- _YOUR TASK_: In the data below, find every line that has the string "what", and copy it.
— start RAW RECORDS —
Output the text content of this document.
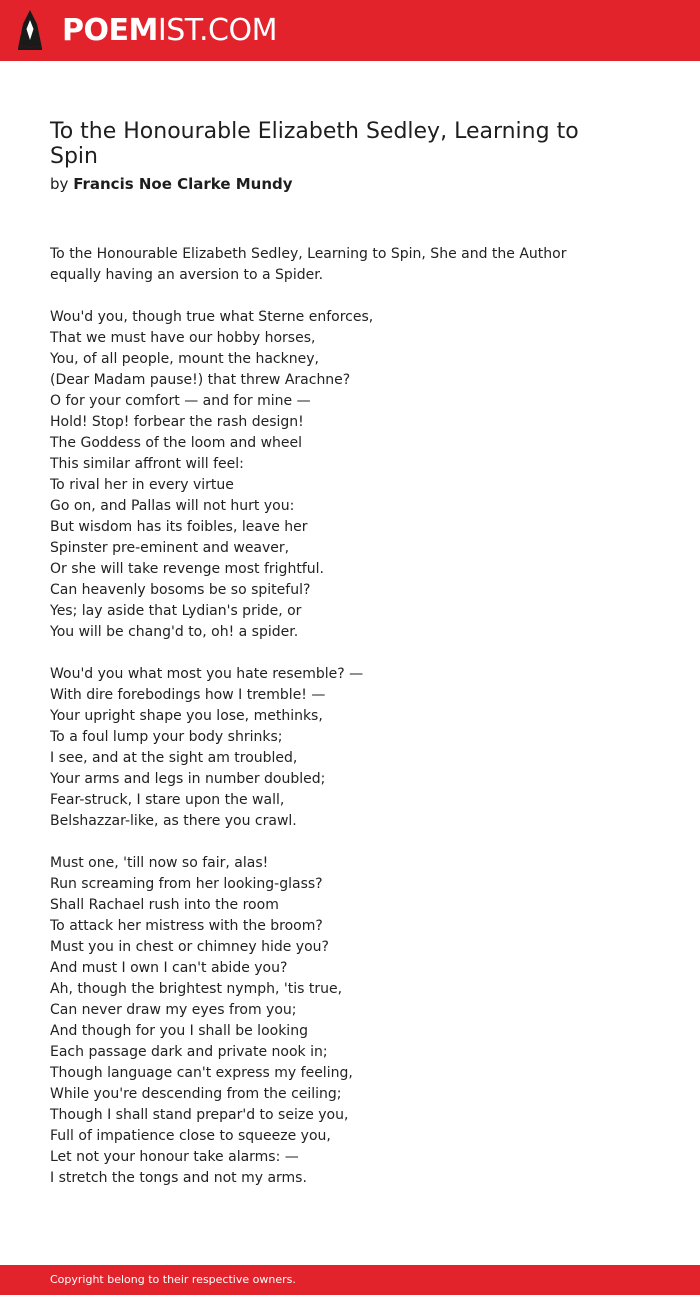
POEMIST.COM
To the Honourable Elizabeth Sedley, Learning to Spin
by Francis Noe Clarke Mundy

To the Honourable Elizabeth Sedley, Learning to Spin, She and the Author equally having an aversion to a Spider.

Wou'd you, though true what Sterne enforces,
That we must have our hobby horses,
You, of all people, mount the hackney,
(Dear Madam pause!) that threw Arachne?
O for your comfort — and for mine —
Hold! Stop! forbear the rash design!
The Goddess of the loom and wheel
This similar affront will feel:
To rival her in every virtue
Go on, and Pallas will not hurt you:
But wisdom has its foibles, leave her
Spinster pre-eminent and weaver,
Or she will take revenge most frightful.
Can heavenly bosoms be so spiteful?
Yes; lay aside that Lydian's pride, or
You will be chang'd to, oh! a spider.
Wou'd you what most you hate resemble? —
With dire forebodings how I tremble! —
Your upright shape you lose, methinks,
To a foul lump your body shrinks;
I see, and at the sight am troubled,
Your arms and legs in number doubled;
Fear-struck, I stare upon the wall,
Belshazzar-like, as there you crawl.
Must one, 'till now so fair, alas!
Run screaming from her looking-glass?
Shall Rachael rush into the room
To attack her mistress with the broom?
Must you in chest or chimney hide you?
And must I own I can't abide you?
Ah, though the brightest nymph, 'tis true,
Can never draw my eyes from you;
And though for you I shall be looking
Each passage dark and private nook in;
Though language can't express my feeling,
While you're descending from the ceiling;
Though I shall stand prepar'd to seize you,
Full of impatience close to squeeze you,
Let not your honour take alarms: —
I stretch the tongs and not my arms.
Copyright belong to their respective owners.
— end RAW RECORDS —
- _RESPONSE TO THE EXERCISE_:
Wou'd you, though true what Sterne enforces,
Wou'd you what most you hate resemble? —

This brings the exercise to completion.